Task directions
Work out the number of lines with the word "دستگاه" in the material below, then reply with that number only.

#### Records ####

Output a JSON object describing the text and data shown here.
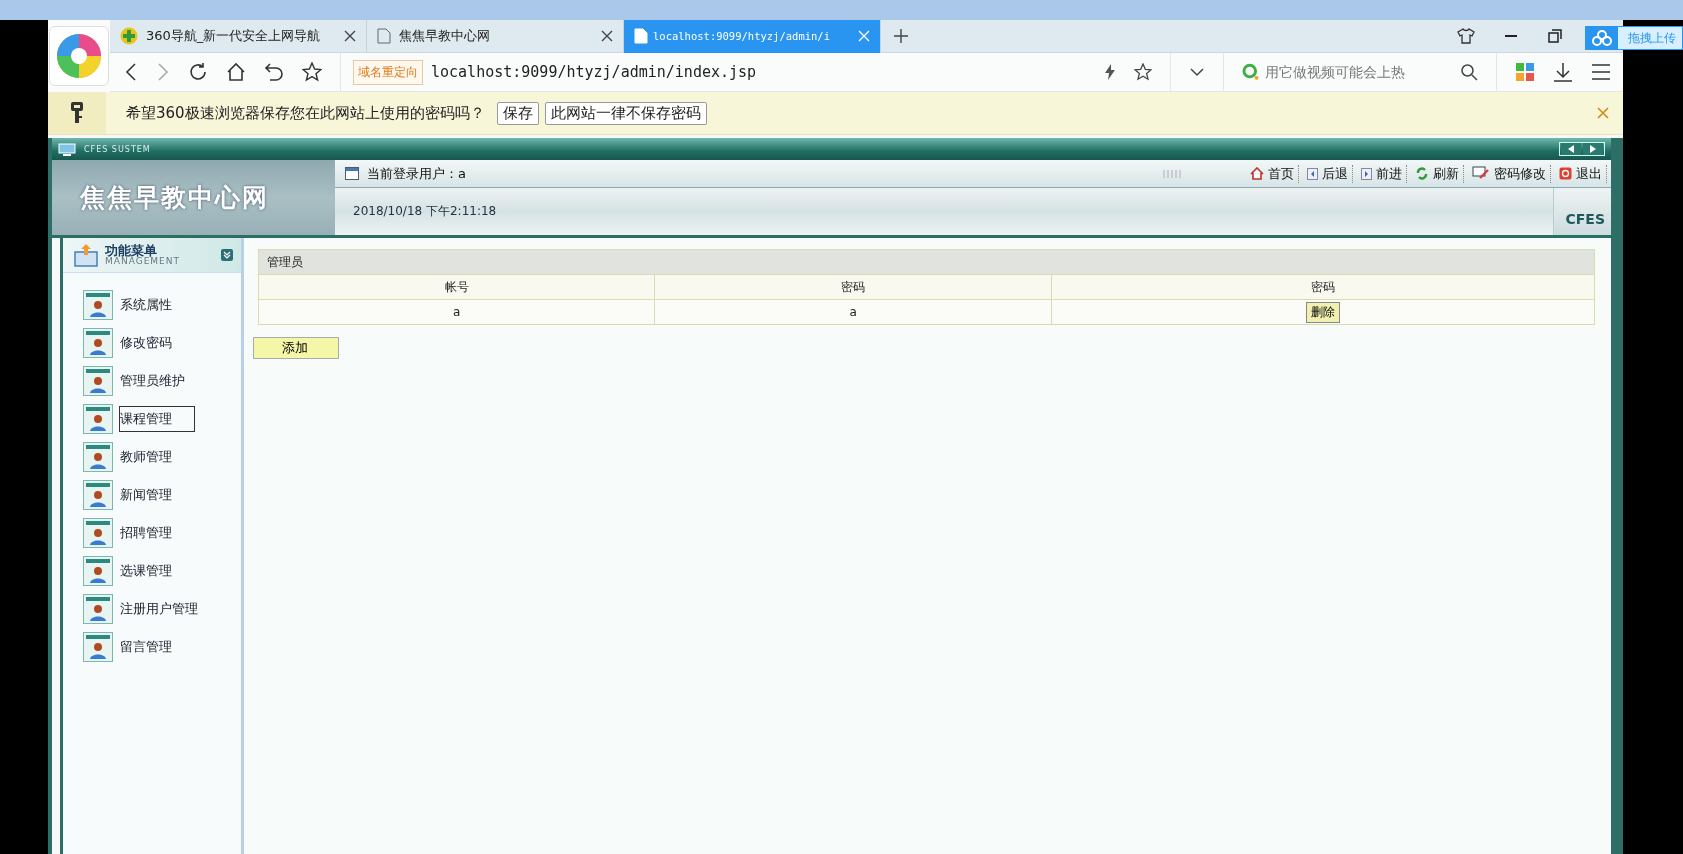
{
  "browser": {
    "tabs": [
      {
        "title": "360导航_新一代安全上网导航",
        "kind": "site",
        "selected": false
      },
      {
        "title": "焦焦早教中心网",
        "kind": "page",
        "selected": false
      },
      {
        "title": "localhost:9099/htyzj/admin/i",
        "kind": "page",
        "selected": true
      }
    ],
    "address": {
      "badge": "域名重定向",
      "url": "localhost:9099/htyzj/admin/index.jsp"
    },
    "search": {
      "placeholder": "用它做视频可能会上热"
    },
    "upload_button": "拖拽上传"
  },
  "password_bar": {
    "message": "希望360极速浏览器保存您在此网站上使用的密码吗？",
    "buttons": [
      "保存",
      "此网站一律不保存密码"
    ]
  },
  "app": {
    "title": "CFES SUSTEM",
    "site_name": "焦焦早教中心网",
    "user_label": "当前登录用户：a",
    "datetime": "2018/10/18 下午2:11:18",
    "brand": "CFES",
    "nav": [
      {
        "label": "首页",
        "kind": "home"
      },
      {
        "label": "后退",
        "kind": "back"
      },
      {
        "label": "前进",
        "kind": "forward"
      },
      {
        "label": "刷新",
        "kind": "refresh"
      },
      {
        "label": "密码修改",
        "kind": "edit"
      },
      {
        "label": "退出",
        "kind": "exit"
      }
    ]
  },
  "menu": {
    "title": "功能菜单",
    "subtitle": "MANAGEMENT",
    "items": [
      {
        "label": "系统属性",
        "selected": false
      },
      {
        "label": "修改密码",
        "selected": false
      },
      {
        "label": "管理员维护",
        "selected": false
      },
      {
        "label": "课程管理",
        "selected": true
      },
      {
        "label": "教师管理",
        "selected": false
      },
      {
        "label": "新闻管理",
        "selected": false
      },
      {
        "label": "招聘管理",
        "selected": false
      },
      {
        "label": "选课管理",
        "selected": false
      },
      {
        "label": "注册用户管理",
        "selected": false
      },
      {
        "label": "留言管理",
        "selected": false
      }
    ]
  },
  "panel": {
    "title": "管理员",
    "columns": [
      "帐号",
      "密码",
      "密码"
    ],
    "rows": [
      {
        "account": "a",
        "password": "a",
        "action": "删除"
      }
    ],
    "add_button": "添加"
  }
}
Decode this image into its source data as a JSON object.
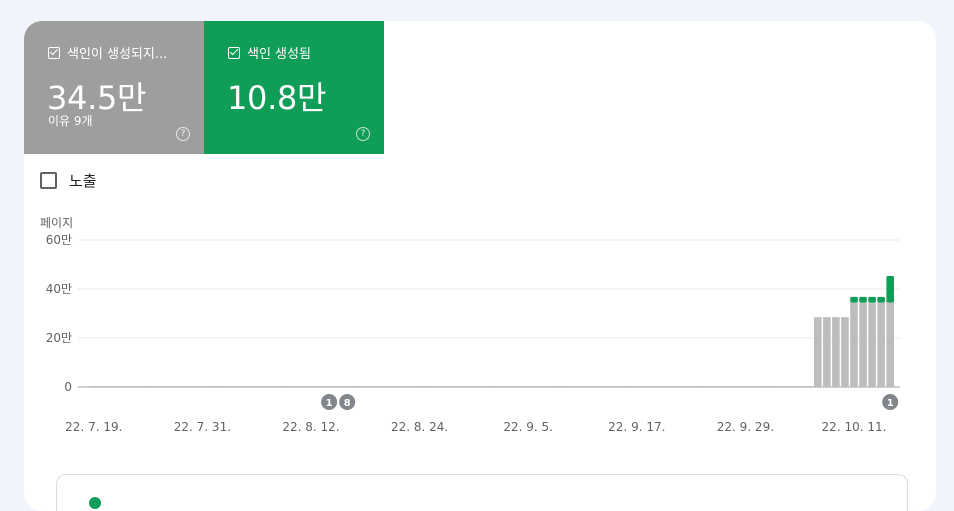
{
  "metrics": {
    "not_indexed": {
      "label": "색인이 생성되지...",
      "value": "34.5만",
      "sub": "이유 9개",
      "color": "#9e9e9e"
    },
    "indexed": {
      "label": "색인 생성됨",
      "value": "10.8만",
      "color": "#0f9d58"
    }
  },
  "impressions_label": "노출",
  "chart_data": {
    "type": "bar",
    "stacked": true,
    "ylabel": "페이지",
    "ylim": [
      0,
      600000
    ],
    "y_ticks": [
      {
        "value": 0,
        "label": "0"
      },
      {
        "value": 200000,
        "label": "20만"
      },
      {
        "value": 400000,
        "label": "40만"
      },
      {
        "value": 600000,
        "label": "60만"
      }
    ],
    "x_tick_labels": [
      "22. 7. 19.",
      "22. 7. 31.",
      "22. 8. 12.",
      "22. 8. 24.",
      "22. 9. 5.",
      "22. 9. 17.",
      "22. 9. 29.",
      "22. 10. 11."
    ],
    "start_date": "2022-07-19",
    "days": 89,
    "series": [
      {
        "name": "색인이 생성되지 않음",
        "color": "#bdbdbd",
        "values": [
          2000,
          2000,
          2000,
          2000,
          2000,
          2000,
          2000,
          2000,
          2000,
          2000,
          2000,
          2000,
          2000,
          2000,
          2000,
          2000,
          2000,
          2000,
          2000,
          2000,
          2000,
          2000,
          2000,
          2000,
          2000,
          2000,
          2000,
          2000,
          2000,
          2000,
          2000,
          2000,
          2000,
          2000,
          2000,
          2000,
          2000,
          2000,
          2000,
          2000,
          2000,
          2000,
          2000,
          2000,
          2000,
          2000,
          2000,
          2000,
          2000,
          2000,
          2000,
          2000,
          2000,
          2000,
          2000,
          2000,
          2000,
          2000,
          2000,
          2000,
          2000,
          2000,
          2000,
          2000,
          2000,
          2000,
          2000,
          2000,
          2000,
          2000,
          2000,
          2000,
          2000,
          2000,
          2000,
          2000,
          2000,
          2000,
          2000,
          2000,
          285000,
          285000,
          285000,
          285000,
          345000,
          345000,
          345000,
          345000,
          345000,
          345000,
          345000,
          345000,
          345000,
          345000
        ]
      },
      {
        "name": "색인 생성됨",
        "color": "#0f9d58",
        "values": [
          0,
          0,
          0,
          0,
          0,
          0,
          0,
          0,
          0,
          0,
          0,
          0,
          0,
          0,
          0,
          0,
          0,
          0,
          0,
          0,
          0,
          0,
          0,
          0,
          0,
          0,
          0,
          0,
          0,
          0,
          0,
          0,
          0,
          0,
          0,
          0,
          0,
          0,
          0,
          0,
          0,
          0,
          0,
          0,
          0,
          0,
          0,
          0,
          0,
          0,
          0,
          0,
          0,
          0,
          0,
          0,
          0,
          0,
          0,
          0,
          0,
          0,
          0,
          0,
          0,
          0,
          0,
          0,
          0,
          0,
          0,
          0,
          0,
          0,
          0,
          0,
          0,
          0,
          0,
          0,
          0,
          0,
          0,
          0,
          23000,
          23000,
          23000,
          23000,
          108000,
          108000,
          108000,
          108000,
          108000,
          108000
        ]
      }
    ],
    "annotations": [
      {
        "index": 26,
        "label": "1"
      },
      {
        "index": 28,
        "label": "8"
      },
      {
        "index": 88,
        "label": "1"
      }
    ],
    "grid": true
  }
}
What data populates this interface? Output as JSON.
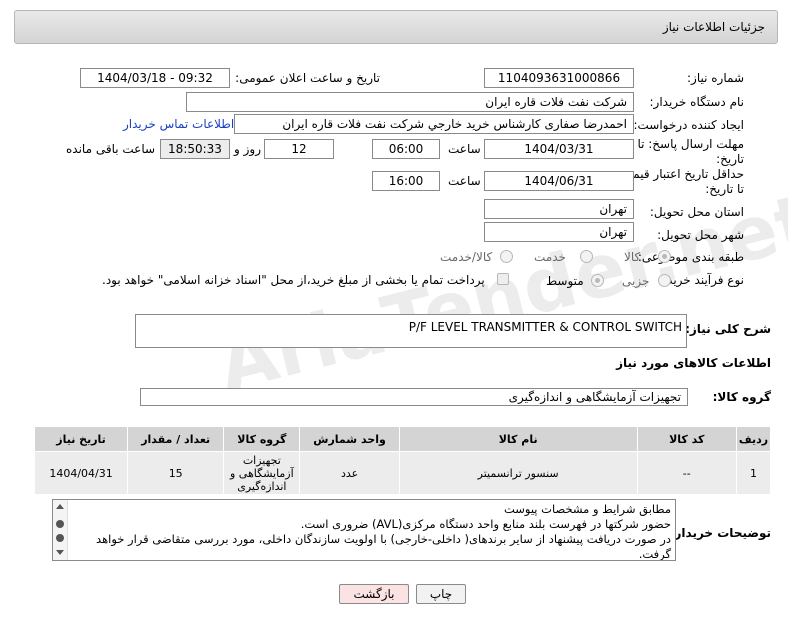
{
  "header": {
    "title": "جزئیات اطلاعات نیاز"
  },
  "fields": {
    "need_number_label": "شماره نیاز:",
    "need_number": "1104093631000866",
    "announce_label": "تاریخ و ساعت اعلان عمومی:",
    "announce_value": "1404/03/18 - 09:32",
    "buyer_org_label": "نام دستگاه خریدار:",
    "buyer_org": "شرکت نفت فلات قاره ایران",
    "creator_label": "ایجاد کننده درخواست:",
    "creator": "احمدرضا صفاری کارشناس خرید خارجي شركت نفت فلات قاره ايران",
    "contact_link": "اطلاعات تماس خریدار",
    "deadline_label_1": "مهلت ارسال پاسخ: تا",
    "deadline_label_2": "تاریخ:",
    "deadline_date": "1404/03/31",
    "time_word": "ساعت",
    "deadline_time": "06:00",
    "days_value": "12",
    "days_word": "روز و",
    "remaining_time": "18:50:33",
    "remaining_word": "ساعت باقی مانده",
    "validity_label_1": "حداقل تاریخ اعتبار قیمت:",
    "validity_label_2": "تا تاریخ:",
    "validity_date": "1404/06/31",
    "validity_time": "16:00",
    "province_label": "استان محل تحویل:",
    "province": "تهران",
    "city_label": "شهر محل تحویل:",
    "city": "تهران",
    "category_label": "طبقه بندی موضوعی:",
    "category_options": [
      "کالا",
      "خدمت",
      "کالا/خدمت"
    ],
    "process_label": "نوع فرآیند خرید :",
    "process_options": [
      "جزیی",
      "متوسط"
    ],
    "payment_note": "پرداخت تمام یا بخشی از مبلغ خرید،از محل \"اسناد خزانه اسلامی\" خواهد بود."
  },
  "description": {
    "label": "شرح کلی نیاز:",
    "value": "P/F LEVEL TRANSMITTER & CONTROL SWITCH"
  },
  "goods_section": {
    "title": "اطلاعات کالاهای مورد نیاز",
    "group_label": "گروه کالا:",
    "group_value": "تجهیزات آزمایشگاهی و اندازه‌گیری"
  },
  "table": {
    "headers": [
      "ردیف",
      "کد کالا",
      "نام کالا",
      "واحد شمارش",
      "گروه کالا",
      "تعداد / مقدار",
      "تاریخ نیاز"
    ],
    "rows": [
      {
        "row": "1",
        "code": "--",
        "name": "سنسور ترانسمیتر",
        "unit": "عدد",
        "group": "تجهیزات آزمایشگاهی و اندازه‌گیری",
        "qty": "15",
        "date": "1404/04/31"
      }
    ]
  },
  "buyer_notes": {
    "label": "توضیحات خریدار:",
    "lines": [
      "مطابق شرایط و  مشخصات پیوست",
      "حضور شرکتها در فهرست بلند منابع واحد دستگاه مرکزی(AVL) ضروری است.",
      "در صورت دریافت پیشنهاد از سایر برندهای( داخلی-خارجی) با اولویت سازندگان داخلی، مورد بررسی متقاضی قرار خواهد گرفت."
    ]
  },
  "buttons": {
    "print": "چاپ",
    "back": "بازگشت"
  },
  "watermark": "AriaTender.net"
}
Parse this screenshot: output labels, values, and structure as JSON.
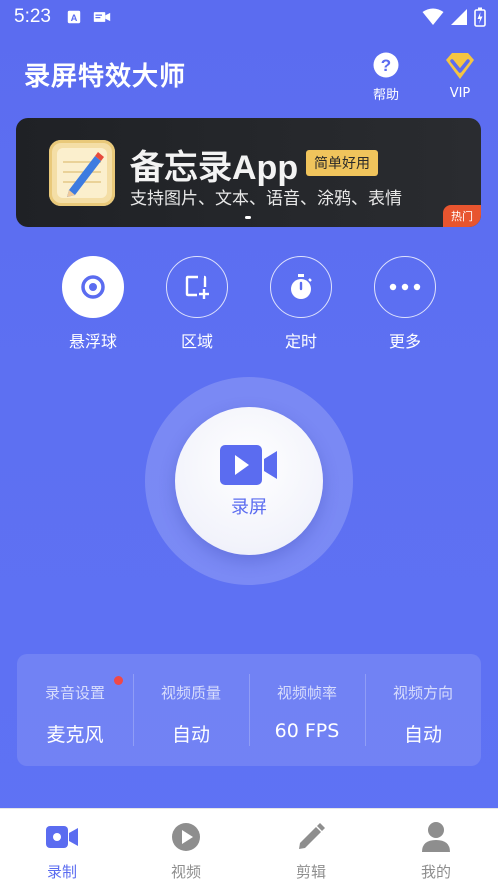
{
  "status_bar": {
    "time": "5:23"
  },
  "header": {
    "title": "录屏特效大师",
    "help_label": "帮助",
    "vip_label": "VIP"
  },
  "banner": {
    "title": "备忘录App",
    "tag": "简单好用",
    "subtitle": "支持图片、文本、语音、涂鸦、表情",
    "hot_badge": "热门"
  },
  "tools": [
    {
      "label": "悬浮球",
      "icon": "floating-ball-icon"
    },
    {
      "label": "区域",
      "icon": "region-add-icon"
    },
    {
      "label": "定时",
      "icon": "timer-icon"
    },
    {
      "label": "更多",
      "icon": "more-dots-icon"
    }
  ],
  "record": {
    "label": "录屏",
    "icon": "video-camera-icon"
  },
  "settings": [
    {
      "key": "录音设置",
      "value": "麦克风"
    },
    {
      "key": "视频质量",
      "value": "自动"
    },
    {
      "key": "视频帧率",
      "value": "60 FPS"
    },
    {
      "key": "视频方向",
      "value": "自动"
    }
  ],
  "nav": [
    {
      "label": "录制",
      "icon": "record-tab-icon",
      "active": true
    },
    {
      "label": "视频",
      "icon": "play-tab-icon"
    },
    {
      "label": "剪辑",
      "icon": "pencil-tab-icon"
    },
    {
      "label": "我的",
      "icon": "person-tab-icon"
    }
  ],
  "colors": {
    "accent": "#5b6cf0",
    "banner_bg": "#1f2125",
    "banner_tag": "#f0c45c",
    "hot_badge": "#e8552f",
    "vip_gold": "#f5c542",
    "notice_red": "#f04848"
  }
}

####

Exercise response
2